> _EXERCISE_: Pick out all lines of the entries that include the word "Tests" and copy them.

__________

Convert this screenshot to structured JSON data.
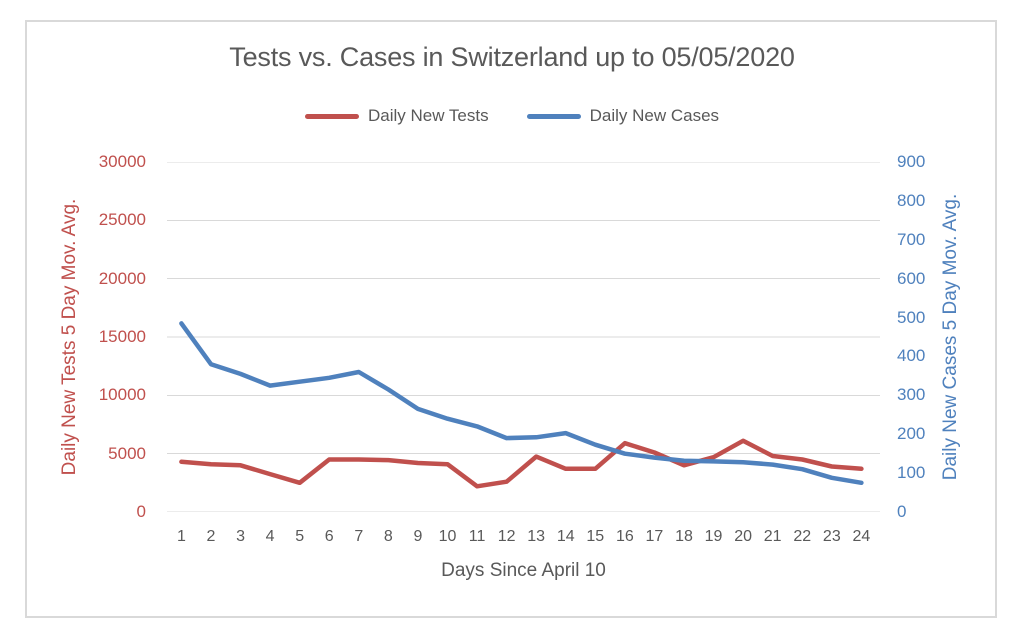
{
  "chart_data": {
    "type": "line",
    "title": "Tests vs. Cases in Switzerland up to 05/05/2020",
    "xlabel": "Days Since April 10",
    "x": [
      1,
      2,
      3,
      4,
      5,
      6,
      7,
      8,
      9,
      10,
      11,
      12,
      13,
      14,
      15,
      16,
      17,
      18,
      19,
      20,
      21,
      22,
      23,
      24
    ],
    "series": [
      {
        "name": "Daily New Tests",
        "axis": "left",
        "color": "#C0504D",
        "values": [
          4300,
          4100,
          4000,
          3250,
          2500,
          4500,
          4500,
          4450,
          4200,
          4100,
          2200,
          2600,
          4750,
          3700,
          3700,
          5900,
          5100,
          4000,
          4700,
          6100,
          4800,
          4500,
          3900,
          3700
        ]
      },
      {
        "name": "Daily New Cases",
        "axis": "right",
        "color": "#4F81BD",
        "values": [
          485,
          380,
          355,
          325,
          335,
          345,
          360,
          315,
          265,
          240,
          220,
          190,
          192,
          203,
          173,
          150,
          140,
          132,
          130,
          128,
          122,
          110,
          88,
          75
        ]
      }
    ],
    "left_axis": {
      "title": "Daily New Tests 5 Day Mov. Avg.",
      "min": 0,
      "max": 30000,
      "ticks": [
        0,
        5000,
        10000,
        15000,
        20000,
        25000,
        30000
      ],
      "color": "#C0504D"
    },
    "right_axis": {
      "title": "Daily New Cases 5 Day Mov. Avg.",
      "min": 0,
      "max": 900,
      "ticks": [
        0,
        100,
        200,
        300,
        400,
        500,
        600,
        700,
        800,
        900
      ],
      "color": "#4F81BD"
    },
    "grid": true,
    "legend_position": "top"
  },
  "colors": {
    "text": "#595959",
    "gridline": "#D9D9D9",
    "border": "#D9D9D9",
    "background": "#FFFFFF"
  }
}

__________

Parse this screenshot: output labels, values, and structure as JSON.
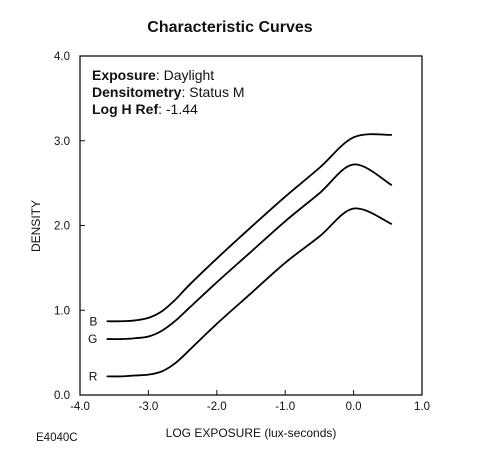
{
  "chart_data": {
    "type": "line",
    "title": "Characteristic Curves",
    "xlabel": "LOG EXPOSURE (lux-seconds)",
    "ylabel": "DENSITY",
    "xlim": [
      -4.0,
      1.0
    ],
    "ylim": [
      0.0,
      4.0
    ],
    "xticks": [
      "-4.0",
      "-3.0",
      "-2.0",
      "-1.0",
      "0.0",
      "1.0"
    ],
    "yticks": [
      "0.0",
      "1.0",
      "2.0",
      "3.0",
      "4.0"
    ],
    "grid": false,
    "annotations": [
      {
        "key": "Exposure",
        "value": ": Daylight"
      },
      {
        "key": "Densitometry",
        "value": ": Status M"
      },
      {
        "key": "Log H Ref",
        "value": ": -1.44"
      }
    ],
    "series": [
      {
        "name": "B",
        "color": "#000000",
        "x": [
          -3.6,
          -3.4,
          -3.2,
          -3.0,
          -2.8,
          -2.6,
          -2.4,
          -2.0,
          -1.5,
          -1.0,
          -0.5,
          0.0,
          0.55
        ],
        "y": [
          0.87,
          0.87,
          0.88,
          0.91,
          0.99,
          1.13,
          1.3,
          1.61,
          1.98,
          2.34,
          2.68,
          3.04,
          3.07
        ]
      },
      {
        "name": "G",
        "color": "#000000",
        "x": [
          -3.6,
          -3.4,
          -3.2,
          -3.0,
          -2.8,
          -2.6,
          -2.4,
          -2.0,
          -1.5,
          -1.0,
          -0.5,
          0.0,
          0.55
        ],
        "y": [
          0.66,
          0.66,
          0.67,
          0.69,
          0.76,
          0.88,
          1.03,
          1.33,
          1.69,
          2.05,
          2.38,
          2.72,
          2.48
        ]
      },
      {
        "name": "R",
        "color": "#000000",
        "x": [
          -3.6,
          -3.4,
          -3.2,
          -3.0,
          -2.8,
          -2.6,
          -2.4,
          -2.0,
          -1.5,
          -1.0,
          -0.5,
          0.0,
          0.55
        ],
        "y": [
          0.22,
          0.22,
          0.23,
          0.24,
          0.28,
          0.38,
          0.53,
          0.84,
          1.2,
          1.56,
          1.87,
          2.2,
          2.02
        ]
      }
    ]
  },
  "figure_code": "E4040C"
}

__________

> _COMPLETED TASK_:
    "title": "Tests vs. Cases in Switzerland up to 05/05/2020",
        "name": "Daily New Tests",
      "title": "Daily New Tests 5 Day Mov. Avg.",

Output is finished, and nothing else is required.